Exercise instructions
Write out the material below again, unchanged.

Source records
***
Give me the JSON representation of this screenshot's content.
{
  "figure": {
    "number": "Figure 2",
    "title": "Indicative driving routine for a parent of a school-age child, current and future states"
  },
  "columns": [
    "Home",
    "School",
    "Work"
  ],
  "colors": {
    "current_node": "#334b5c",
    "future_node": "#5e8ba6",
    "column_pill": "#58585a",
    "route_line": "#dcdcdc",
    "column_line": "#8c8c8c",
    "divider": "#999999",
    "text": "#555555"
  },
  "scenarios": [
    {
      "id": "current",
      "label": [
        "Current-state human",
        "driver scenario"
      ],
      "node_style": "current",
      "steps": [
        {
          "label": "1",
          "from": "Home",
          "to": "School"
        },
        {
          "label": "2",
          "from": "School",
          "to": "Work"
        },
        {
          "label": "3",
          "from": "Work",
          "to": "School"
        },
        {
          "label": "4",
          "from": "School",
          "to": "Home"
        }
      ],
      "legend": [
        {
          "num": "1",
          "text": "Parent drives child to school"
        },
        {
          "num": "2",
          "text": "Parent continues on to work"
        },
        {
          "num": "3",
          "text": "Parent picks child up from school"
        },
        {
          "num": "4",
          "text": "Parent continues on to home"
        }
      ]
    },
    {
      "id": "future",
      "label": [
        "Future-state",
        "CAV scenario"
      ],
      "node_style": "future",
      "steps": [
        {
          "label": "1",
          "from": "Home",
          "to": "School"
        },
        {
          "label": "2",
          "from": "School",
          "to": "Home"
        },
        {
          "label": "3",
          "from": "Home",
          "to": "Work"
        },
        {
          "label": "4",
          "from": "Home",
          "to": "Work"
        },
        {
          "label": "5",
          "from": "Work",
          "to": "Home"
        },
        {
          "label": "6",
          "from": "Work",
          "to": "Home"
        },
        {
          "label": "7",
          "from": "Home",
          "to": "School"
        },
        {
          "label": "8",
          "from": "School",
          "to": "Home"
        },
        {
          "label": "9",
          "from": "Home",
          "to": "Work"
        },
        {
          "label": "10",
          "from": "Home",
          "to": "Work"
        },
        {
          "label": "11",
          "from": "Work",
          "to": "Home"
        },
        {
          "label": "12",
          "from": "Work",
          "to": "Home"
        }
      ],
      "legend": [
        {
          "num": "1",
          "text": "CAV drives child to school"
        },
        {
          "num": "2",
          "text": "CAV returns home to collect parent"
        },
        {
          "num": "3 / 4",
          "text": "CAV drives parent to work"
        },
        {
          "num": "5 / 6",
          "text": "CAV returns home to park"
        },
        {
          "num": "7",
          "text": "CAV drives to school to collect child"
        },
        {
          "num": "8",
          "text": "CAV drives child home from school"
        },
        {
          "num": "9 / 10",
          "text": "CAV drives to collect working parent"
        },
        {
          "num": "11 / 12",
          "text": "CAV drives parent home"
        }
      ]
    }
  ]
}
***
Answer to the task
Give me the JSON representation of this screenshot's content.
{
  "figure": {
    "number": "Figure 2",
    "title": "Indicative driving routine for a parent of a school-age child, current and future states"
  },
  "columns": [
    "Home",
    "School",
    "Work"
  ],
  "colors": {
    "current_node": "#334b5c",
    "future_node": "#5e8ba6",
    "column_pill": "#58585a",
    "route_line": "#dcdcdc",
    "column_line": "#8c8c8c",
    "divider": "#999999",
    "text": "#555555"
  },
  "scenarios": [
    {
      "id": "current",
      "label": [
        "Current-state human",
        "driver scenario"
      ],
      "node_style": "current",
      "steps": [
        {
          "label": "1",
          "from": "Home",
          "to": "School"
        },
        {
          "label": "2",
          "from": "School",
          "to": "Work"
        },
        {
          "label": "3",
          "from": "Work",
          "to": "School"
        },
        {
          "label": "4",
          "from": "School",
          "to": "Home"
        }
      ],
      "legend": [
        {
          "num": "1",
          "text": "Parent drives child to school"
        },
        {
          "num": "2",
          "text": "Parent continues on to work"
        },
        {
          "num": "3",
          "text": "Parent picks child up from school"
        },
        {
          "num": "4",
          "text": "Parent continues on to home"
        }
      ]
    },
    {
      "id": "future",
      "label": [
        "Future-state",
        "CAV scenario"
      ],
      "node_style": "future",
      "steps": [
        {
          "label": "1",
          "from": "Home",
          "to": "School"
        },
        {
          "label": "2",
          "from": "School",
          "to": "Home"
        },
        {
          "label": "3",
          "from": "Home",
          "to": "Work"
        },
        {
          "label": "4",
          "from": "Home",
          "to": "Work"
        },
        {
          "label": "5",
          "from": "Work",
          "to": "Home"
        },
        {
          "label": "6",
          "from": "Work",
          "to": "Home"
        },
        {
          "label": "7",
          "from": "Home",
          "to": "School"
        },
        {
          "label": "8",
          "from": "School",
          "to": "Home"
        },
        {
          "label": "9",
          "from": "Home",
          "to": "Work"
        },
        {
          "label": "10",
          "from": "Home",
          "to": "Work"
        },
        {
          "label": "11",
          "from": "Work",
          "to": "Home"
        },
        {
          "label": "12",
          "from": "Work",
          "to": "Home"
        }
      ],
      "legend": [
        {
          "num": "1",
          "text": "CAV drives child to school"
        },
        {
          "num": "2",
          "text": "CAV returns home to collect parent"
        },
        {
          "num": "3 / 4",
          "text": "CAV drives parent to work"
        },
        {
          "num": "5 / 6",
          "text": "CAV returns home to park"
        },
        {
          "num": "7",
          "text": "CAV drives to school to collect child"
        },
        {
          "num": "8",
          "text": "CAV drives child home from school"
        },
        {
          "num": "9 / 10",
          "text": "CAV drives to collect working parent"
        },
        {
          "num": "11 / 12",
          "text": "CAV drives parent home"
        }
      ]
    }
  ]
}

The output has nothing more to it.